BRIEF A
According to the case summary below, where was Caillou Island Towing Company to tow the dredge and barge?

QUOTED PASSAGE
* begin *

Ryan Indemnity Doctrine Does Not Extend to Vessel Surveyor

Goodloe Marine, Inc. v. Caillou Island Towing Co., 2021 U.S. Dist. LEXIS 210154 *; 2021 WL 5051983 (M.D. Fl. Tampa Div., Nov. 1, 2021).

Goodloe Marine, Inc. contracted with Caillou Island Towing Company, Inc. to tow a dredge and barge from Texas to Florida. Prior to the voyage, Goodloe contracted with RJA, Ltd. to survey and inspect the dredge and barge to “certify” the tow’s fitness. Nonetheless, the vessels sank on the voyage prior to reaching the destination.

Goodloe sued Caillou Island which then brought a third party complaint against RJA for indemnity or contribution. The third party complaint also tendered RJA to Goodloe pursuant to Rule 14 (c). Caillou Island based its third party complaint on the Ryan Indemnity Doctrine announced by the U.S. Supreme Court in Ryan Stevedoring Co. v. Pan-Atl. Steamship Corp.[1] and an implied warranty of workmanlike performance.

* end *

BRIEF B
Rewrite the lines of the records as a numbered list, beginning with the line containing "list-item[interactable]: UpInputBox —" and continuing through the line containing "page-layout-view-button[interactable]: Page Layout".

MATERIALS PROVIDED
* begin *

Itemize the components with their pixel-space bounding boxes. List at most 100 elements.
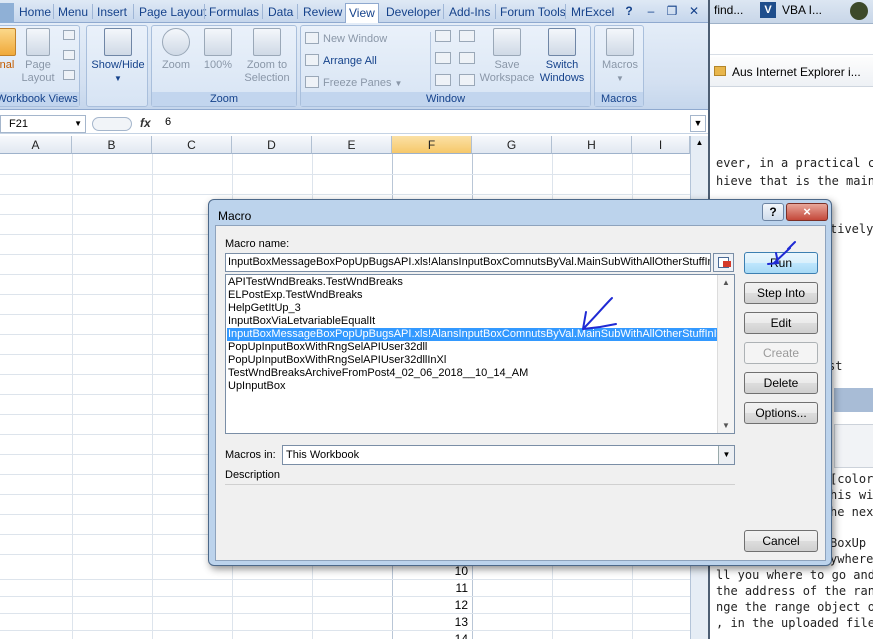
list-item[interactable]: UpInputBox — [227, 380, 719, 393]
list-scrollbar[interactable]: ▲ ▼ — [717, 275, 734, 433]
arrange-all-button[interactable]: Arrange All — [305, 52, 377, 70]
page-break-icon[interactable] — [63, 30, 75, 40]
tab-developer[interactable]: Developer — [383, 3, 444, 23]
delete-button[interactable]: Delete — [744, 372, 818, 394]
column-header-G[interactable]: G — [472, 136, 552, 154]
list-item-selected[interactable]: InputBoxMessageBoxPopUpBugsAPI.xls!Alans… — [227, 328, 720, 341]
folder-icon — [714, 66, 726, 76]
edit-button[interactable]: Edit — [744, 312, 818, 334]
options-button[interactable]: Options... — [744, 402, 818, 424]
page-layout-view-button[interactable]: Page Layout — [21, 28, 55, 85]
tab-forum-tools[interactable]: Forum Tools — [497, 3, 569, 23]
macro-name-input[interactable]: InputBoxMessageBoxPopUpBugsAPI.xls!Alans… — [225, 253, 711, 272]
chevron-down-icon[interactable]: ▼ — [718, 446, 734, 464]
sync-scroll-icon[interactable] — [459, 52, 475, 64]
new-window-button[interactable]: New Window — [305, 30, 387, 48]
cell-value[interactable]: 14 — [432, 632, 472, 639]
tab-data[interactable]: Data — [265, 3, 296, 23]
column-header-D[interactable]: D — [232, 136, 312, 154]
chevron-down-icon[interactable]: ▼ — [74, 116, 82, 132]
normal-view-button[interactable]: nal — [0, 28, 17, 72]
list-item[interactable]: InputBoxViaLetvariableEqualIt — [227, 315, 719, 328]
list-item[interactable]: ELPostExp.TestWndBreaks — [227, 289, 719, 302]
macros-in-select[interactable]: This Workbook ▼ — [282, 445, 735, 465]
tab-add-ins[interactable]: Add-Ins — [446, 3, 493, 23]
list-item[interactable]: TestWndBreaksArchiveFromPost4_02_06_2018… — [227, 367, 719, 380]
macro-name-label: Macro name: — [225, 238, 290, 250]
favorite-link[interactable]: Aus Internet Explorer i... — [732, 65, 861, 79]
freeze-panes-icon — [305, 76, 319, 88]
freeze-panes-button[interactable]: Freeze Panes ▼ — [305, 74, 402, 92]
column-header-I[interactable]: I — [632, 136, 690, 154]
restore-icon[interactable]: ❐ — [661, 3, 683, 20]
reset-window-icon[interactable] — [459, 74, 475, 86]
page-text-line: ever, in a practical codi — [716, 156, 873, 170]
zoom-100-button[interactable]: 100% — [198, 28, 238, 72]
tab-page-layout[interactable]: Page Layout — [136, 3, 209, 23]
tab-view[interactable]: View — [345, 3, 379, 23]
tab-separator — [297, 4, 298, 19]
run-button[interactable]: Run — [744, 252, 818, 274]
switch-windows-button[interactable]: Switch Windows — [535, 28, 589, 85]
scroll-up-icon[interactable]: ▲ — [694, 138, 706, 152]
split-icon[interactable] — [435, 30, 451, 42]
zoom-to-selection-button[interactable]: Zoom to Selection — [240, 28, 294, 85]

* end *

WRITTEN ANSWER A
From Texas to Florida.

WRITTEN ANSWER B
1. list-item[interactable]: UpInputBox — [227, 380, 719, 393]
2. list-scrollbar[interactable]: ▲ ▼ — [717, 275, 734, 433]
3. arrange-all-button[interactable]: Arrange All — [305, 52, 377, 70]
4. page-break-icon[interactable] — [63, 30, 75, 40]
5. tab-developer[interactable]: Developer — [383, 3, 444, 23]
6. delete-button[interactable]: Delete — [744, 372, 818, 394]
7. column-header-G[interactable]: G — [472, 136, 552, 154]
8. list-item-selected[interactable]: InputBoxMessageBoxPopUpBugsAPI.xls!Alans… — [227, 328, 720, 341]
9. folder-icon — [714, 66, 726, 76]
10. edit-button[interactable]: Edit — [744, 312, 818, 334]
11. options-button[interactable]: Options... — [744, 402, 818, 424]
12. page-layout-view-button[interactable]: Page Layout — [21, 28, 55, 85]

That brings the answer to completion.